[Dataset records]

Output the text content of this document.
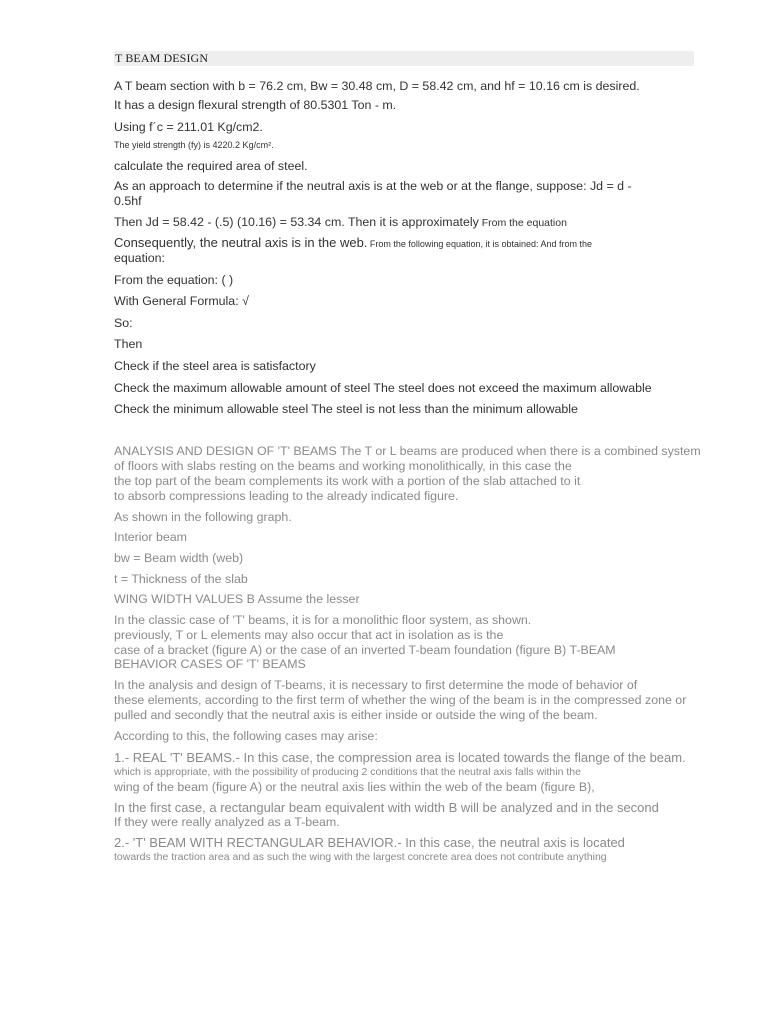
T BEAM DESIGN
A T beam section with b = 76.2 cm, Bw = 30.48 cm, D = 58.42 cm, and hf = 10.16 cm is desired.
It has a design flexural strength of 80.5301 Ton - m.
Using f´c = 211.01 Kg/cm2.
The yield strength (fy) is 4220.2 Kg/cm².
calculate the required area of steel.
As an approach to determine if the neutral axis is at the web or at the flange, suppose: Jd = d -
0.5hf
Then Jd = 58.42 - (.5) (10.16) = 53.34 cm. Then it is approximately From the equation
Consequently, the neutral axis is in the web. From the following equation, it is obtained: And from the
equation:
From the equation: ( )
With General Formula: √
So:
Then
Check if the steel area is satisfactory
Check the maximum allowable amount of steel The steel does not exceed the maximum allowable
Check the minimum allowable steel The steel is not less than the minimum allowable
ANALYSIS AND DESIGN OF 'T' BEAMS The T or L beams are produced when there is a combined system
of floors with slabs resting on the beams and working monolithically, in this case the
the top part of the beam complements its work with a portion of the slab attached to it
to absorb compressions leading to the already indicated figure.
As shown in the following graph.
Interior beam
bw = Beam width (web)
t = Thickness of the slab
WING WIDTH VALUES B Assume the lesser
In the classic case of 'T' beams, it is for a monolithic floor system, as shown.
previously, T or L elements may also occur that act in isolation as is the
case of a bracket (figure A) or the case of an inverted T-beam foundation (figure B) T-BEAM
BEHAVIOR CASES OF 'T' BEAMS
In the analysis and design of T-beams, it is necessary to first determine the mode of behavior of
these elements, according to the first term of whether the wing of the beam is in the compressed zone or
pulled and secondly that the neutral axis is either inside or outside the wing of the beam.
According to this, the following cases may arise:
1.- REAL 'T' BEAMS.- In this case, the compression area is located towards the flange of the beam.
which is appropriate, with the possibility of producing 2 conditions that the neutral axis falls within the
wing of the beam (figure A) or the neutral axis lies within the web of the beam (figure B),
In the first case, a rectangular beam equivalent with width B will be analyzed and in the second
If they were really analyzed as a T-beam.
2.- 'T' BEAM WITH RECTANGULAR BEHAVIOR.- In this case, the neutral axis is located
towards the traction area and as such the wing with the largest concrete area does not contribute anything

**Your goal**
Read the lines above. Gather those in which the string "elements" is found.

**Exercise solution**
previously, T or L elements may also occur that act in isolation as is the
these elements, according to the first term of whether the wing of the beam is in the compressed zone or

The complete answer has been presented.